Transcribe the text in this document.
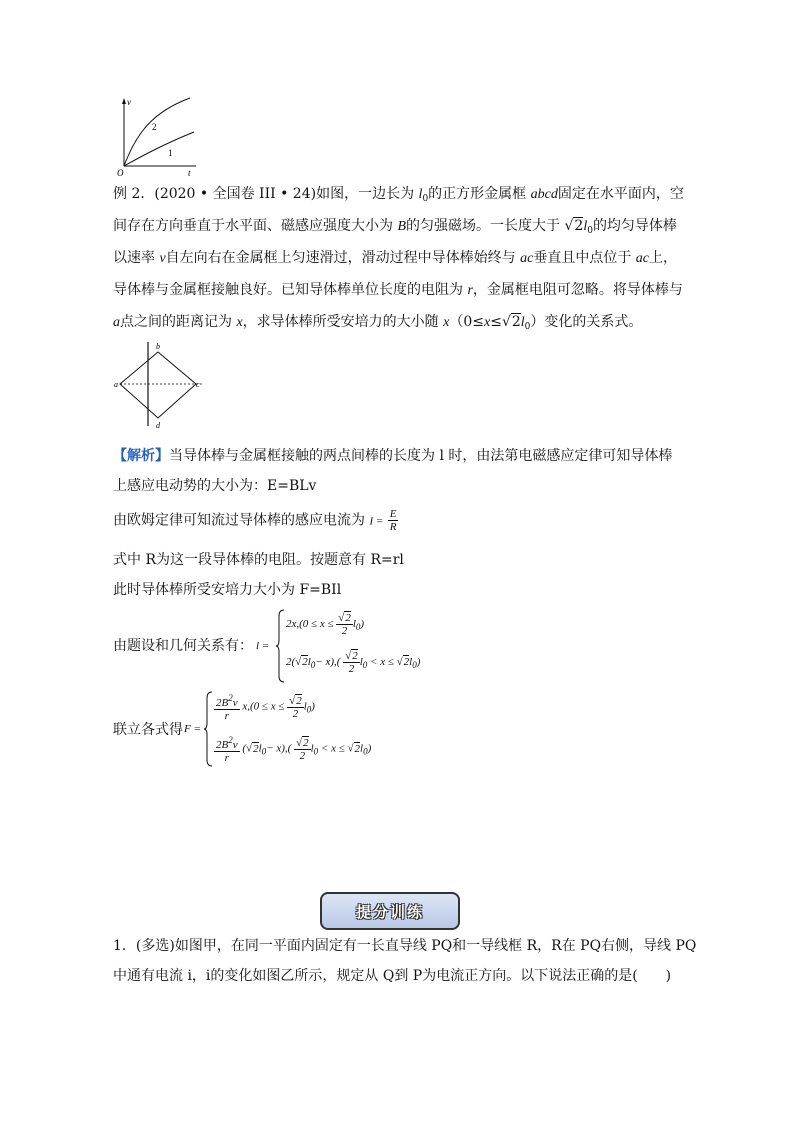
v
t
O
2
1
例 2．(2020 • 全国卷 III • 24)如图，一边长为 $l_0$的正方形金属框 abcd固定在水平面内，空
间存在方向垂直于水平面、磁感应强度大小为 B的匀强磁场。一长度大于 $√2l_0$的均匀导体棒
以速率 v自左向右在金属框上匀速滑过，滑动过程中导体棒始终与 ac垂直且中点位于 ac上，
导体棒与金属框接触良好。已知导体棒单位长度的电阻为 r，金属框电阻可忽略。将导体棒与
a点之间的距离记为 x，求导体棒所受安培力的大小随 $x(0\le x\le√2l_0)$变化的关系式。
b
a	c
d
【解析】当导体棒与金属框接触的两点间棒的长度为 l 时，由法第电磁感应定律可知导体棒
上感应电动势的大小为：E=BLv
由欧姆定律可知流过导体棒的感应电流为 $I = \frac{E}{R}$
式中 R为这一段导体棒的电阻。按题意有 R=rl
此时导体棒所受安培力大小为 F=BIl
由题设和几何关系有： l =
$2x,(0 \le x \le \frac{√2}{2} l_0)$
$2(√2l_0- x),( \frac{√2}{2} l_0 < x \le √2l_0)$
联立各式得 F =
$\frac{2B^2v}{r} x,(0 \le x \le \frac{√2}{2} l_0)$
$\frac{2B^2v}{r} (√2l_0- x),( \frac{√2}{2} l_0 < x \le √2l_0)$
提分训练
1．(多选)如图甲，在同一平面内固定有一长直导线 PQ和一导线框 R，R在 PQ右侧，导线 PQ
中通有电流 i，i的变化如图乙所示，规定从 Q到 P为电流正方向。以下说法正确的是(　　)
• • • •
From the data above, copy out every line with the string "frac" in it.

由欧姆定律可知流过导体棒的感应电流为 $I = \frac{E}{R}$
$2x,(0 \le x \le \frac{√2}{2} l_0)$
$2(√2l_0- x),( \frac{√2}{2} l_0 < x \le √2l_0)$
$\frac{2B^2v}{r} x,(0 \le x \le \frac{√2}{2} l_0)$
$\frac{2B^2v}{r} (√2l_0- x),( \frac{√2}{2} l_0 < x \le √2l_0)$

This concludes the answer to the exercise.